### Short problem:
Please transcribe the data that follows without the pictures, keeping every word the same.
------ Provided data
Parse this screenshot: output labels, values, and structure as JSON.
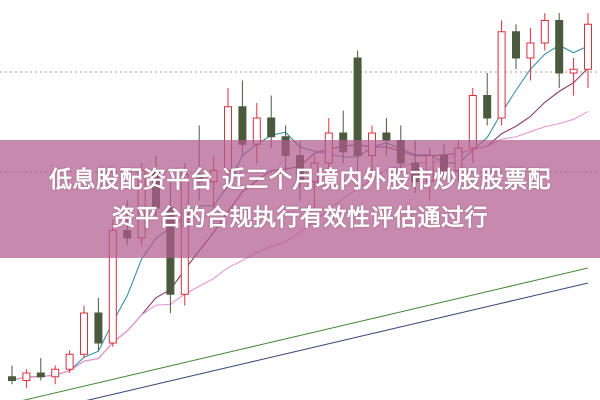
{
  "headline": {
    "line1": "低息股配资平台 近三个月境内外股市炒股股票配",
    "line2": "资平台的合规执行有效性评估通过行"
  },
  "colors": {
    "up": "#d8303c",
    "down": "#4b5a3c",
    "banner": "#b25c8e",
    "ma": [
      "#3a90a8",
      "#8a3a6a",
      "#e49ad4",
      "#4a8a3a",
      "#3a4a80"
    ]
  },
  "chart_data": {
    "type": "candlestick",
    "title": "",
    "grid": "dotted horizontal",
    "moving_averages": [
      5,
      10,
      20,
      30,
      60
    ],
    "ohlc": [
      [
        3,
        6,
        1,
        2
      ],
      [
        2,
        5,
        0,
        4
      ],
      [
        4,
        8,
        2,
        3
      ],
      [
        3,
        6,
        1,
        5
      ],
      [
        5,
        10,
        4,
        9
      ],
      [
        9,
        22,
        8,
        20
      ],
      [
        20,
        24,
        10,
        12
      ],
      [
        12,
        45,
        11,
        42
      ],
      [
        42,
        50,
        38,
        40
      ],
      [
        40,
        60,
        38,
        58
      ],
      [
        58,
        62,
        45,
        48
      ],
      [
        48,
        55,
        20,
        25
      ],
      [
        25,
        60,
        22,
        57
      ],
      [
        57,
        70,
        50,
        55
      ],
      [
        55,
        62,
        48,
        58
      ],
      [
        58,
        80,
        55,
        75
      ],
      [
        75,
        82,
        62,
        65
      ],
      [
        65,
        76,
        60,
        72
      ],
      [
        72,
        78,
        64,
        67
      ],
      [
        67,
        70,
        58,
        62
      ],
      [
        62,
        66,
        50,
        55
      ],
      [
        55,
        62,
        48,
        60
      ],
      [
        60,
        72,
        58,
        68
      ],
      [
        68,
        74,
        60,
        63
      ],
      [
        88,
        90,
        58,
        62
      ],
      [
        62,
        70,
        58,
        68
      ],
      [
        68,
        72,
        62,
        66
      ],
      [
        66,
        70,
        58,
        60
      ],
      [
        60,
        66,
        52,
        55
      ],
      [
        55,
        64,
        50,
        62
      ],
      [
        62,
        65,
        56,
        58
      ],
      [
        58,
        66,
        55,
        64
      ],
      [
        64,
        80,
        60,
        78
      ],
      [
        78,
        84,
        70,
        72
      ],
      [
        72,
        98,
        70,
        95
      ],
      [
        95,
        97,
        85,
        88
      ],
      [
        88,
        96,
        82,
        92
      ],
      [
        92,
        100,
        90,
        98
      ],
      [
        98,
        100,
        80,
        84
      ],
      [
        84,
        88,
        78,
        85
      ],
      [
        85,
        100,
        80,
        97
      ]
    ]
  }
}
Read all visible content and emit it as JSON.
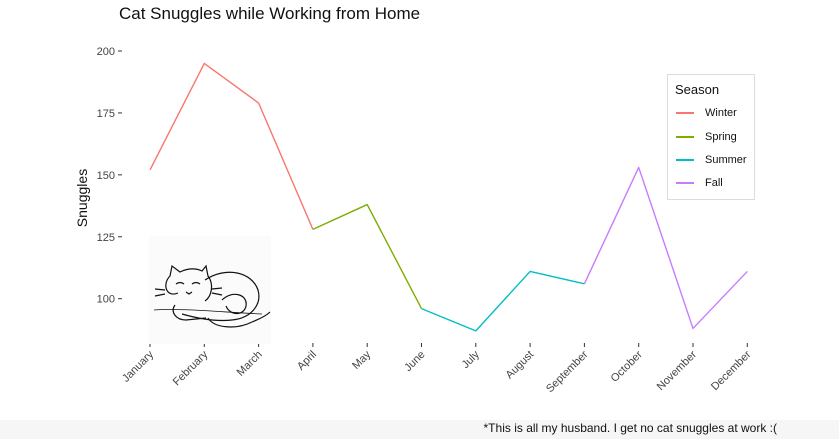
{
  "chart_data": {
    "type": "line",
    "title": "Cat Snuggles while Working from Home",
    "xlabel": "",
    "ylabel": "Snuggles",
    "categories": [
      "January",
      "February",
      "March",
      "April",
      "May",
      "June",
      "July",
      "August",
      "September",
      "October",
      "November",
      "December"
    ],
    "values": [
      152,
      195,
      179,
      128,
      138,
      96,
      87,
      111,
      106,
      153,
      88,
      111
    ],
    "segments": [
      {
        "name": "Winter",
        "color": "#f8766d",
        "from": 0,
        "to": 3
      },
      {
        "name": "Spring",
        "color": "#7cae00",
        "from": 3,
        "to": 5
      },
      {
        "name": "Summer",
        "color": "#00bfc4",
        "from": 5,
        "to": 8
      },
      {
        "name": "Fall",
        "color": "#c77cff",
        "from": 8,
        "to": 11
      }
    ],
    "yticks": [
      100,
      125,
      150,
      175,
      200
    ],
    "ylim": [
      83,
      205
    ],
    "grid": false,
    "legend": {
      "title": "Season",
      "position": "top-right",
      "entries": [
        {
          "label": "Winter",
          "color": "#f8766d"
        },
        {
          "label": "Spring",
          "color": "#7cae00"
        },
        {
          "label": "Summer",
          "color": "#00bfc4"
        },
        {
          "label": "Fall",
          "color": "#c77cff"
        }
      ]
    },
    "caption": "*This is all my husband. I get no cat snuggles at work :("
  }
}
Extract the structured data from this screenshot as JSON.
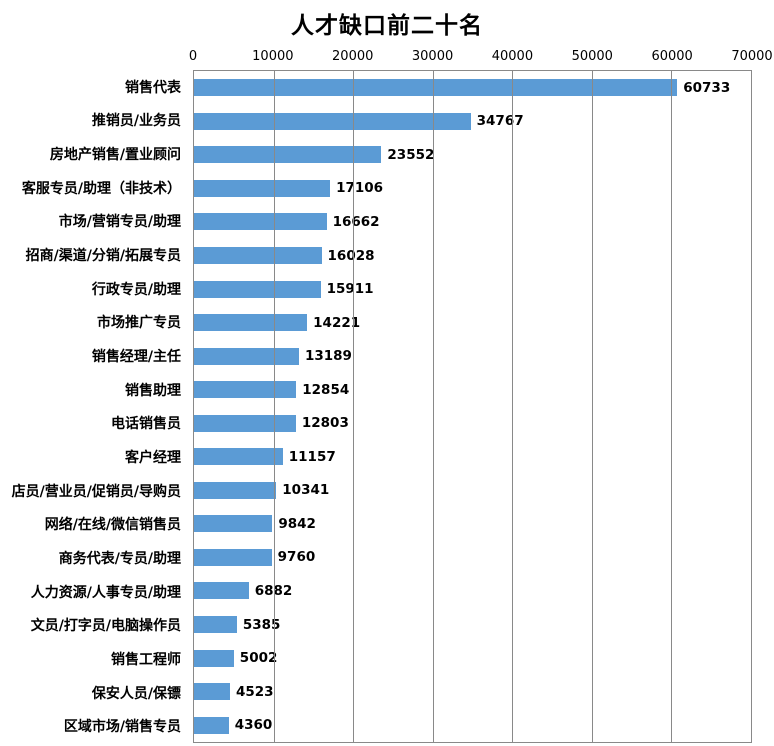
{
  "title": "人才缺口前二十名",
  "colors": {
    "bar": "#5B9BD5",
    "gridline": "#898989",
    "text": "#000000"
  },
  "chart_data": {
    "type": "bar",
    "orientation": "horizontal",
    "title": "人才缺口前二十名",
    "xlabel": "",
    "ylabel": "",
    "xlim": [
      0,
      70000
    ],
    "x_ticks": [
      0,
      10000,
      20000,
      30000,
      40000,
      50000,
      60000,
      70000
    ],
    "grid": "vertical",
    "value_labels": true,
    "legend": "none",
    "categories": [
      "销售代表",
      "推销员/业务员",
      "房地产销售/置业顾问",
      "客服专员/助理（非技术）",
      "市场/营销专员/助理",
      "招商/渠道/分销/拓展专员",
      "行政专员/助理",
      "市场推广专员",
      "销售经理/主任",
      "销售助理",
      "电话销售员",
      "客户经理",
      "店员/营业员/促销员/导购员",
      "网络/在线/微信销售员",
      "商务代表/专员/助理",
      "人力资源/人事专员/助理",
      "文员/打字员/电脑操作员",
      "销售工程师",
      "保安人员/保镖",
      "区域市场/销售专员"
    ],
    "values": [
      60733,
      34767,
      23552,
      17106,
      16662,
      16028,
      15911,
      14221,
      13189,
      12854,
      12803,
      11157,
      10341,
      9842,
      9760,
      6882,
      5385,
      5002,
      4523,
      4360
    ]
  }
}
------------
### Expected output:
Parse this screenshot: output labels, values, and structure as JSON.
{
  "headline": {
    "line1": "低息股配资平台 近三个月境内外股市炒股股票配",
    "line2": "资平台的合规执行有效性评估通过行"
  },
  "colors": {
    "up": "#d8303c",
    "down": "#4b5a3c",
    "banner": "#b25c8e",
    "ma": [
      "#3a90a8",
      "#8a3a6a",
      "#e49ad4",
      "#4a8a3a",
      "#3a4a80"
    ]
  },
  "chart_data": {
    "type": "candlestick",
    "title": "",
    "grid": "dotted horizontal",
    "moving_averages": [
      5,
      10,
      20,
      30,
      60
    ],
    "ohlc": [
      [
        3,
        6,
        1,
        2
      ],
      [
        2,
        5,
        0,
        4
      ],
      [
        4,
        8,
        2,
        3
      ],
      [
        3,
        6,
        1,
        5
      ],
      [
        5,
        10,
        4,
        9
      ],
      [
        9,
        22,
        8,
        20
      ],
      [
        20,
        24,
        10,
        12
      ],
      [
        12,
        45,
        11,
        42
      ],
      [
        42,
        50,
        38,
        40
      ],
      [
        40,
        60,
        38,
        58
      ],
      [
        58,
        62,
        45,
        48
      ],
      [
        48,
        55,
        20,
        25
      ],
      [
        25,
        60,
        22,
        57
      ],
      [
        57,
        70,
        50,
        55
      ],
      [
        55,
        62,
        48,
        58
      ],
      [
        58,
        80,
        55,
        75
      ],
      [
        75,
        82,
        62,
        65
      ],
      [
        65,
        76,
        60,
        72
      ],
      [
        72,
        78,
        64,
        67
      ],
      [
        67,
        70,
        58,
        62
      ],
      [
        62,
        66,
        50,
        55
      ],
      [
        55,
        62,
        48,
        60
      ],
      [
        60,
        72,
        58,
        68
      ],
      [
        68,
        74,
        60,
        63
      ],
      [
        88,
        90,
        58,
        62
      ],
      [
        62,
        70,
        58,
        68
      ],
      [
        68,
        72,
        62,
        66
      ],
      [
        66,
        70,
        58,
        60
      ],
      [
        60,
        66,
        52,
        55
      ],
      [
        55,
        64,
        50,
        62
      ],
      [
        62,
        65,
        56,
        58
      ],
      [
        58,
        66,
        55,
        64
      ],
      [
        64,
        80,
        60,
        78
      ],
      [
        78,
        84,
        70,
        72
      ],
      [
        72,
        98,
        70,
        95
      ],
      [
        95,
        97,
        85,
        88
      ],
      [
        88,
        96,
        82,
        92
      ],
      [
        92,
        100,
        90,
        98
      ],
      [
        98,
        100,
        80,
        84
      ],
      [
        84,
        88,
        78,
        85
      ],
      [
        85,
        100,
        80,
        97
      ]
    ]
  }
}
Read all visible content and emit it as JSON.
{
  "chart_data": {
    "type": "line",
    "title": "Cat Snuggles while Working from Home",
    "xlabel": "",
    "ylabel": "Snuggles",
    "categories": [
      "January",
      "February",
      "March",
      "April",
      "May",
      "June",
      "July",
      "August",
      "September",
      "October",
      "November",
      "December"
    ],
    "values": [
      152,
      195,
      179,
      128,
      138,
      96,
      87,
      111,
      106,
      153,
      88,
      111
    ],
    "segments": [
      {
        "name": "Winter",
        "color": "#f8766d",
        "from": 0,
        "to": 3
      },
      {
        "name": "Spring",
        "color": "#7cae00",
        "from": 3,
        "to": 5
      },
      {
        "name": "Summer",
        "color": "#00bfc4",
        "from": 5,
        "to": 8
      },
      {
        "name": "Fall",
        "color": "#c77cff",
        "from": 8,
        "to": 11
      }
    ],
    "yticks": [
      100,
      125,
      150,
      175,
      200
    ],
    "ylim": [
      83,
      205
    ],
    "grid": false,
    "legend": {
      "title": "Season",
      "position": "top-right",
      "entries": [
        {
          "label": "Winter",
          "color": "#f8766d"
        },
        {
          "label": "Spring",
          "color": "#7cae00"
        },
        {
          "label": "Summer",
          "color": "#00bfc4"
        },
        {
          "label": "Fall",
          "color": "#c77cff"
        }
      ]
    },
    "caption": "*This is all my husband. I get no cat snuggles at work :("
  }
}
Extract the structured data from this screenshot as JSON.
{
  "title": "人才缺口前二十名",
  "colors": {
    "bar": "#5B9BD5",
    "gridline": "#898989",
    "text": "#000000"
  },
  "chart_data": {
    "type": "bar",
    "orientation": "horizontal",
    "title": "人才缺口前二十名",
    "xlabel": "",
    "ylabel": "",
    "xlim": [
      0,
      70000
    ],
    "x_ticks": [
      0,
      10000,
      20000,
      30000,
      40000,
      50000,
      60000,
      70000
    ],
    "grid": "vertical",
    "value_labels": true,
    "legend": "none",
    "categories": [
      "销售代表",
      "推销员/业务员",
      "房地产销售/置业顾问",
      "客服专员/助理（非技术）",
      "市场/营销专员/助理",
      "招商/渠道/分销/拓展专员",
      "行政专员/助理",
      "市场推广专员",
      "销售经理/主任",
      "销售助理",
      "电话销售员",
      "客户经理",
      "店员/营业员/促销员/导购员",
      "网络/在线/微信销售员",
      "商务代表/专员/助理",
      "人力资源/人事专员/助理",
      "文员/打字员/电脑操作员",
      "销售工程师",
      "保安人员/保镖",
      "区域市场/销售专员"
    ],
    "values": [
      60733,
      34767,
      23552,
      17106,
      16662,
      16028,
      15911,
      14221,
      13189,
      12854,
      12803,
      11157,
      10341,
      9842,
      9760,
      6882,
      5385,
      5002,
      4523,
      4360
    ]
  }
}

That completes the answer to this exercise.